▸ Work to do:
Identify each line containing the word "object" and copy it.

▸ Data excerpts:
——
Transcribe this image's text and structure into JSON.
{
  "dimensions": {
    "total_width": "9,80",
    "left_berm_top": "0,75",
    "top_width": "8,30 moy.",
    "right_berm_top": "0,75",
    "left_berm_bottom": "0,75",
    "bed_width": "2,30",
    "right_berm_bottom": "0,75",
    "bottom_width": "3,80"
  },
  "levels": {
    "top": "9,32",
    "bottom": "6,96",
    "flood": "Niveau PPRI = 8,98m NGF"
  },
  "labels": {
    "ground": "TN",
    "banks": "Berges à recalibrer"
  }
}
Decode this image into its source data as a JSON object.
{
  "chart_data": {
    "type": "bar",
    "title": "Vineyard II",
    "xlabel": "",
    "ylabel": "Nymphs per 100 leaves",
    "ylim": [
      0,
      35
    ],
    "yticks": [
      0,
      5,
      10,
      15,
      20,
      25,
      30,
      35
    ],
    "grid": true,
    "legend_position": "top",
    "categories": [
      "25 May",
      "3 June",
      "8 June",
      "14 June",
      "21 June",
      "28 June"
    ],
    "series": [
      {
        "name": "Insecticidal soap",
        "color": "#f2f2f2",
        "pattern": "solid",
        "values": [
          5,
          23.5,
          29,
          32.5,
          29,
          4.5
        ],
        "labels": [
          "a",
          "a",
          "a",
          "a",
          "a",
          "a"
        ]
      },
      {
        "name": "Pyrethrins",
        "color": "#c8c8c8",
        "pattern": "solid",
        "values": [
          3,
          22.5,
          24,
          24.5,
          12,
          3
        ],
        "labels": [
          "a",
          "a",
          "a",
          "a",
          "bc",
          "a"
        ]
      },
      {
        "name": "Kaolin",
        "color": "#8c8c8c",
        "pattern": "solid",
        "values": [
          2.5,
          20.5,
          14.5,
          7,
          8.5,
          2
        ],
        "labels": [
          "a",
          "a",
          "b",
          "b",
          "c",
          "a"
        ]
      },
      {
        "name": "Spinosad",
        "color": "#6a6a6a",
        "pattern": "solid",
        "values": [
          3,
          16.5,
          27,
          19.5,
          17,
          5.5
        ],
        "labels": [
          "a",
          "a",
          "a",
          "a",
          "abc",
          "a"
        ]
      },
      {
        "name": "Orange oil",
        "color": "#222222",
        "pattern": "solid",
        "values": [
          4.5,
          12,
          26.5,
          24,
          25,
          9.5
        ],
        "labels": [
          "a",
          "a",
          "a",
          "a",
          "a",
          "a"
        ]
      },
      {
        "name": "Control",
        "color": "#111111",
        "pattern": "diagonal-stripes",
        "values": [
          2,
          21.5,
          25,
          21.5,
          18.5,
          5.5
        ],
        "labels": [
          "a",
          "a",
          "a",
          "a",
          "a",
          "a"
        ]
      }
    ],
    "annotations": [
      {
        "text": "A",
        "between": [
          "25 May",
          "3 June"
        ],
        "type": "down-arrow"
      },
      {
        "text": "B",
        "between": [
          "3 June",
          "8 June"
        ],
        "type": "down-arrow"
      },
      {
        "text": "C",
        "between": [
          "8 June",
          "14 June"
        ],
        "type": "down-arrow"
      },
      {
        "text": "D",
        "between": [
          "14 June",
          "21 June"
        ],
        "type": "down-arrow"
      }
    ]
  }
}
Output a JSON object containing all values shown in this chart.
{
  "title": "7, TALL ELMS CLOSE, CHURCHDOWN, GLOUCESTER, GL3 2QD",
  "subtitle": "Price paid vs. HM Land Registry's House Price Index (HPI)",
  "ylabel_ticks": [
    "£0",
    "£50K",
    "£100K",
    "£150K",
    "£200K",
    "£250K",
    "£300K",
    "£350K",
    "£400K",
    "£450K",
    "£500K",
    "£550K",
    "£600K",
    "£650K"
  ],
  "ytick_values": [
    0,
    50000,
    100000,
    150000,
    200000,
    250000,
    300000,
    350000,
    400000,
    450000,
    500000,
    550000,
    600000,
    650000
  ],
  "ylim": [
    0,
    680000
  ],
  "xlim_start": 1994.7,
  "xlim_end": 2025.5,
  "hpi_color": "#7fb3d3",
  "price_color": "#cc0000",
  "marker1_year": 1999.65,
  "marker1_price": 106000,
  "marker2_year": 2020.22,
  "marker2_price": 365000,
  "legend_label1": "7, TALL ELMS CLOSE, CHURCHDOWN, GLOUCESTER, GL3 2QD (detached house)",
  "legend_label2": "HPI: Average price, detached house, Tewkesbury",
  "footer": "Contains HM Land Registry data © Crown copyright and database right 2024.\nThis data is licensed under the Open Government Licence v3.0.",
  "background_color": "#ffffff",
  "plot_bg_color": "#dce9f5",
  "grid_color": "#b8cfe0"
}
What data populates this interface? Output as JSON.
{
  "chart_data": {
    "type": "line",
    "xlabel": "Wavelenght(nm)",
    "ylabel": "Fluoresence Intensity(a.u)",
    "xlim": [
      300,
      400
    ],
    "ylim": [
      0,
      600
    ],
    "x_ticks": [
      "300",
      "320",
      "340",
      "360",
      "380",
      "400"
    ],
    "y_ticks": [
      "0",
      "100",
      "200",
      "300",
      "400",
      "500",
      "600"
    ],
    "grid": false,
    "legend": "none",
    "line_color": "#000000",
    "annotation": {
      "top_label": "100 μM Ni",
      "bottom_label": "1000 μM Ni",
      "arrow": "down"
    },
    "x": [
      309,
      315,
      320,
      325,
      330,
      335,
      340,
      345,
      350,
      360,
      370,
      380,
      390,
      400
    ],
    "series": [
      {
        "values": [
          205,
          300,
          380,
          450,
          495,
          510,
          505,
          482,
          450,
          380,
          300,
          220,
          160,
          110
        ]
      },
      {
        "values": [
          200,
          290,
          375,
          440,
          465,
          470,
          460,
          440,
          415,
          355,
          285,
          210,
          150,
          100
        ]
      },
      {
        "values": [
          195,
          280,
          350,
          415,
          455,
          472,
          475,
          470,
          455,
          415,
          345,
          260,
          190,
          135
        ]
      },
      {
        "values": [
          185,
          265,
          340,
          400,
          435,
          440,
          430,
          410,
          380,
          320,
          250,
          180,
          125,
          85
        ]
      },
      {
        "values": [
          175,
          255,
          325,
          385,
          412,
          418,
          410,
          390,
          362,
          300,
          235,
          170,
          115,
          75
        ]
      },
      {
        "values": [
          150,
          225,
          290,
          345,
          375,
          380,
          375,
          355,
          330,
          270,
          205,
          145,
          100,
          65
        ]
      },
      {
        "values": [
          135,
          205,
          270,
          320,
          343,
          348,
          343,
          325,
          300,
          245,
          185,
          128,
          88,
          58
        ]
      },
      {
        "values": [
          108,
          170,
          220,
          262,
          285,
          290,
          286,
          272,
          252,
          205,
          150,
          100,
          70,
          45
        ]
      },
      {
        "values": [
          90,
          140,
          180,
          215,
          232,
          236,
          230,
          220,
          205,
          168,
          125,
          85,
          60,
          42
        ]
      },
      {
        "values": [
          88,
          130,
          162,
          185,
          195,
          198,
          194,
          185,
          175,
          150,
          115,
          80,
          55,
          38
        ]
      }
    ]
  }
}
——
▸ Task response:
Decode this image into its source data as a JSON object.
Output a JSON object containing all values shown in this chart.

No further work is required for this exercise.